[Labeled box records]
==*==

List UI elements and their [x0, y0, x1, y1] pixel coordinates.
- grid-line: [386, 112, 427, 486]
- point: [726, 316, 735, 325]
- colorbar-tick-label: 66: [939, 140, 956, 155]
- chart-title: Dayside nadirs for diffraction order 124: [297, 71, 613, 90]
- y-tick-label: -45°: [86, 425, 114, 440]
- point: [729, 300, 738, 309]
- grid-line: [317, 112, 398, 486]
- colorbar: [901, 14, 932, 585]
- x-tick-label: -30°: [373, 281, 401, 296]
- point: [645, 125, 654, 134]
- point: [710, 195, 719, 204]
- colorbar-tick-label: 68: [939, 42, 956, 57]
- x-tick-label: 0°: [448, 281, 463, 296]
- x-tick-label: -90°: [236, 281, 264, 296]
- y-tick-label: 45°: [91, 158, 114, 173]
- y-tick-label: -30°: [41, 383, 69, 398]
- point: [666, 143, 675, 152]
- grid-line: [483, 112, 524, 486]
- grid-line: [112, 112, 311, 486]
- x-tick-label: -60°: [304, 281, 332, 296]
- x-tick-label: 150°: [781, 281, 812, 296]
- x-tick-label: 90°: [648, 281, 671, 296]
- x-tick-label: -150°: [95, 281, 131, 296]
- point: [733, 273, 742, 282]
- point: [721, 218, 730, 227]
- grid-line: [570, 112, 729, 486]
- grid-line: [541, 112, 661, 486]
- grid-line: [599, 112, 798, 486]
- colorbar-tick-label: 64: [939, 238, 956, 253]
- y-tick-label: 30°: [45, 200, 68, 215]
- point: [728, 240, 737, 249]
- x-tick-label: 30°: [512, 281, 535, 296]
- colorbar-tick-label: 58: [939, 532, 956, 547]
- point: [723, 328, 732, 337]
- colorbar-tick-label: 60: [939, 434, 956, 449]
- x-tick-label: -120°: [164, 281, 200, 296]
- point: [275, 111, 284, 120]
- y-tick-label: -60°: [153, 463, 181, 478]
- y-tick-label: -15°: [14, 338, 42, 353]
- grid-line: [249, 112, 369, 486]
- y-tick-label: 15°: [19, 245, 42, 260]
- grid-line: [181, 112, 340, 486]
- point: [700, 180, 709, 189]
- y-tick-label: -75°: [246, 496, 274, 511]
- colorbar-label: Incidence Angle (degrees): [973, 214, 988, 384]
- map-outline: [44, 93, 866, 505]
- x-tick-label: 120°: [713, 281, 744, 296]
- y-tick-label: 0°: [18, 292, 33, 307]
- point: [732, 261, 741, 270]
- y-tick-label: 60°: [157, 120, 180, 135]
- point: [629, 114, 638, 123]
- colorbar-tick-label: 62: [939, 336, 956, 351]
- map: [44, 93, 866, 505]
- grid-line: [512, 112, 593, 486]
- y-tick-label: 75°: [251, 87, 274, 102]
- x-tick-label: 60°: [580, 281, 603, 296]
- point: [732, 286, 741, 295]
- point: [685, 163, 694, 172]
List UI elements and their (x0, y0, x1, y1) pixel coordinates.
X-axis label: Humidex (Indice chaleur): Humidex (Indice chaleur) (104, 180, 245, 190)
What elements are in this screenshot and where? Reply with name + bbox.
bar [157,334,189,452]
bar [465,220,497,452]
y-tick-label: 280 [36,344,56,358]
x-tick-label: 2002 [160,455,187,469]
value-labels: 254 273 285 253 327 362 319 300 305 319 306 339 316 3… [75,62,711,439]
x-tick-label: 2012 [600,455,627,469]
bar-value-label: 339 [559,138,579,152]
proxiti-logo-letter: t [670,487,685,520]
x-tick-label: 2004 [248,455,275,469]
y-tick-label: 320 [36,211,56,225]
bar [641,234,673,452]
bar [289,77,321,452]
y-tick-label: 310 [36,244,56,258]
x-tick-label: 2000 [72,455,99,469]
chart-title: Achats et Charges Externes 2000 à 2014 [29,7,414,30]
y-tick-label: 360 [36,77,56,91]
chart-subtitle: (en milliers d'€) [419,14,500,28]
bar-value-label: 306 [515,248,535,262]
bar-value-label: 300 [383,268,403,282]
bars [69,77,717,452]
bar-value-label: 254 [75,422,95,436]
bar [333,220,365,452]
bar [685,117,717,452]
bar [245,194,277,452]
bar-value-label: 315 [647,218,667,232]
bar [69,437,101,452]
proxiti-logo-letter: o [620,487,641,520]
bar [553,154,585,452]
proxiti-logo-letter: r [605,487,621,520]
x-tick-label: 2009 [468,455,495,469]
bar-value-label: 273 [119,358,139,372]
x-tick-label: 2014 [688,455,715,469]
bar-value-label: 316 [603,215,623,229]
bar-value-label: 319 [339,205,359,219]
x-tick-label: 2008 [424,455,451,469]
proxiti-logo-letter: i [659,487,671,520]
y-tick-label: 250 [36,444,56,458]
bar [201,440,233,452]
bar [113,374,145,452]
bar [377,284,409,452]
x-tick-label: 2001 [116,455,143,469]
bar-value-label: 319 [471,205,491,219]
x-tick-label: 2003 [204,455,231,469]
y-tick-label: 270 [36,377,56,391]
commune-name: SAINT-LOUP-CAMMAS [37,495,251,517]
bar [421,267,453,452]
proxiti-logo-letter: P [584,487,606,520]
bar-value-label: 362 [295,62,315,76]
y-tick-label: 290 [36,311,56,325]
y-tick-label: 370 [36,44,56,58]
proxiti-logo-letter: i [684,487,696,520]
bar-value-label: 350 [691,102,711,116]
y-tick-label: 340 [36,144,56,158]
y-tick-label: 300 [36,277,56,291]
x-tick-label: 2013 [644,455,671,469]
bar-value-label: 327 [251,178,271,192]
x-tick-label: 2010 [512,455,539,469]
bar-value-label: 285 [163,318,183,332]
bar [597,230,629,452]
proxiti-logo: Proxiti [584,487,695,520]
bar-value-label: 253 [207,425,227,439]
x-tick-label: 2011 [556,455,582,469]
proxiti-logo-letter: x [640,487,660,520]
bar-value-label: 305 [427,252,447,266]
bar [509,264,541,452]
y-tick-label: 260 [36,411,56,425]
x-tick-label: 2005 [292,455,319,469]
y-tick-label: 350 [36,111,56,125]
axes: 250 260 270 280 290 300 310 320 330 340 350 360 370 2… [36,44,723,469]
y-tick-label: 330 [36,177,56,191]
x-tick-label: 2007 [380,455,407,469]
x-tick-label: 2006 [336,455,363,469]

==*==

### Exercise directions
Transcribe all of the items above, reproducing every line without change.

### In response
List UI elements and their [x0, y0, x1, y1] pixel coordinates.
- grid-line: [386, 112, 427, 486]
- point: [726, 316, 735, 325]
- colorbar-tick-label: 66: [939, 140, 956, 155]
- chart-title: Dayside nadirs for diffraction order 124: [297, 71, 613, 90]
- y-tick-label: -45°: [86, 425, 114, 440]
- point: [729, 300, 738, 309]
- grid-line: [317, 112, 398, 486]
- colorbar: [901, 14, 932, 585]
- x-tick-label: -30°: [373, 281, 401, 296]
- point: [645, 125, 654, 134]
- point: [710, 195, 719, 204]
- colorbar-tick-label: 68: [939, 42, 956, 57]
- x-tick-label: 0°: [448, 281, 463, 296]
- x-tick-label: -90°: [236, 281, 264, 296]
- y-tick-label: 45°: [91, 158, 114, 173]
- y-tick-label: -30°: [41, 383, 69, 398]
- point: [666, 143, 675, 152]
- grid-line: [483, 112, 524, 486]
- grid-line: [112, 112, 311, 486]
- x-tick-label: -60°: [304, 281, 332, 296]
- x-tick-label: 150°: [781, 281, 812, 296]
- x-tick-label: 90°: [648, 281, 671, 296]
- x-tick-label: -150°: [95, 281, 131, 296]
- point: [733, 273, 742, 282]
- point: [721, 218, 730, 227]
- grid-line: [570, 112, 729, 486]
- grid-line: [541, 112, 661, 486]
- grid-line: [599, 112, 798, 486]
- colorbar-tick-label: 64: [939, 238, 956, 253]
- y-tick-label: 30°: [45, 200, 68, 215]
- point: [728, 240, 737, 249]
- x-tick-label: 30°: [512, 281, 535, 296]
- colorbar-tick-label: 58: [939, 532, 956, 547]
- point: [723, 328, 732, 337]
- colorbar-tick-label: 60: [939, 434, 956, 449]
- x-tick-label: -120°: [164, 281, 200, 296]
- point: [275, 111, 284, 120]
- y-tick-label: -60°: [153, 463, 181, 478]
- y-tick-label: -15°: [14, 338, 42, 353]
- grid-line: [249, 112, 369, 486]
- y-tick-label: 15°: [19, 245, 42, 260]
- grid-line: [181, 112, 340, 486]
- point: [700, 180, 709, 189]
- y-tick-label: -75°: [246, 496, 274, 511]
- colorbar-label: Incidence Angle (degrees): [973, 214, 988, 384]
- map-outline: [44, 93, 866, 505]
- x-tick-label: 120°: [713, 281, 744, 296]
- y-tick-label: 0°: [18, 292, 33, 307]
- point: [732, 261, 741, 270]
- y-tick-label: 60°: [157, 120, 180, 135]
- point: [629, 114, 638, 123]
- colorbar-tick-label: 62: [939, 336, 956, 351]
- map: [44, 93, 866, 505]
- grid-line: [512, 112, 593, 486]
- y-tick-label: 75°: [251, 87, 274, 102]
- x-tick-label: 60°: [580, 281, 603, 296]
- point: [732, 286, 741, 295]
- point: [685, 163, 694, 172]
List UI elements and their (x0, y0, x1, y1) pixel coordinates.
X-axis label: Humidex (Indice chaleur): Humidex (Indice chaleur) (104, 180, 245, 190)
What elements are in this screenshot and where? Reply with name + bbox.
bar [157,334,189,452]
bar [465,220,497,452]
y-tick-label: 280 [36,344,56,358]
x-tick-label: 2002 [160,455,187,469]
value-labels: 254 273 285 253 327 362 319 300 305 319 306 339 316 3… [75,62,711,439]
x-tick-label: 2012 [600,455,627,469]
bar-value-label: 339 [559,138,579,152]
proxiti-logo-letter: t [670,487,685,520]
x-tick-label: 2004 [248,455,275,469]
y-tick-label: 320 [36,211,56,225]
bar [641,234,673,452]
bar [289,77,321,452]
y-tick-label: 310 [36,244,56,258]
x-tick-label: 2000 [72,455,99,469]
chart-title: Achats et Charges Externes 2000 à 2014 [29,7,414,30]
y-tick-label: 360 [36,77,56,91]
chart-subtitle: (en milliers d'€) [419,14,500,28]
bar-value-label: 306 [515,248,535,262]
bar-value-label: 300 [383,268,403,282]
bars [69,77,717,452]
bar-value-label: 254 [75,422,95,436]
bar [333,220,365,452]
bar [685,117,717,452]
bar [245,194,277,452]
bar-value-label: 315 [647,218,667,232]
bar [69,437,101,452]
proxiti-logo-letter: o [620,487,641,520]
bar [553,154,585,452]
proxiti-logo-letter: r [605,487,621,520]
x-tick-label: 2009 [468,455,495,469]
bar-value-label: 273 [119,358,139,372]
x-tick-label: 2014 [688,455,715,469]
bar-value-label: 316 [603,215,623,229]
bar-value-label: 319 [339,205,359,219]
x-tick-label: 2008 [424,455,451,469]
proxiti-logo-letter: i [659,487,671,520]
y-tick-label: 250 [36,444,56,458]
bar [201,440,233,452]
bar [113,374,145,452]
bar [377,284,409,452]
x-tick-label: 2001 [116,455,143,469]
bar-value-label: 319 [471,205,491,219]
x-tick-label: 2003 [204,455,231,469]
y-tick-label: 270 [36,377,56,391]
commune-name: SAINT-LOUP-CAMMAS [37,495,251,517]
bar [421,267,453,452]
proxiti-logo-letter: P [584,487,606,520]
bar-value-label: 362 [295,62,315,76]
y-tick-label: 290 [36,311,56,325]
y-tick-label: 370 [36,44,56,58]
proxiti-logo-letter: i [684,487,696,520]
bar-value-label: 350 [691,102,711,116]
y-tick-label: 340 [36,144,56,158]
y-tick-label: 300 [36,277,56,291]
x-tick-label: 2013 [644,455,671,469]
bar-value-label: 327 [251,178,271,192]
x-tick-label: 2010 [512,455,539,469]
bar-value-label: 285 [163,318,183,332]
bar [597,230,629,452]
proxiti-logo: Proxiti [584,487,695,520]
bar-value-label: 253 [207,425,227,439]
x-tick-label: 2011 [556,455,582,469]
proxiti-logo-letter: x [640,487,660,520]
bar-value-label: 305 [427,252,447,266]
bar [509,264,541,452]
y-tick-label: 260 [36,411,56,425]
x-tick-label: 2005 [292,455,319,469]
y-tick-label: 350 [36,111,56,125]
axes: 250 260 270 280 290 300 310 320 330 340 350 360 370 2… [36,44,723,469]
y-tick-label: 330 [36,177,56,191]
x-tick-label: 2007 [380,455,407,469]
x-tick-label: 2006 [336,455,363,469]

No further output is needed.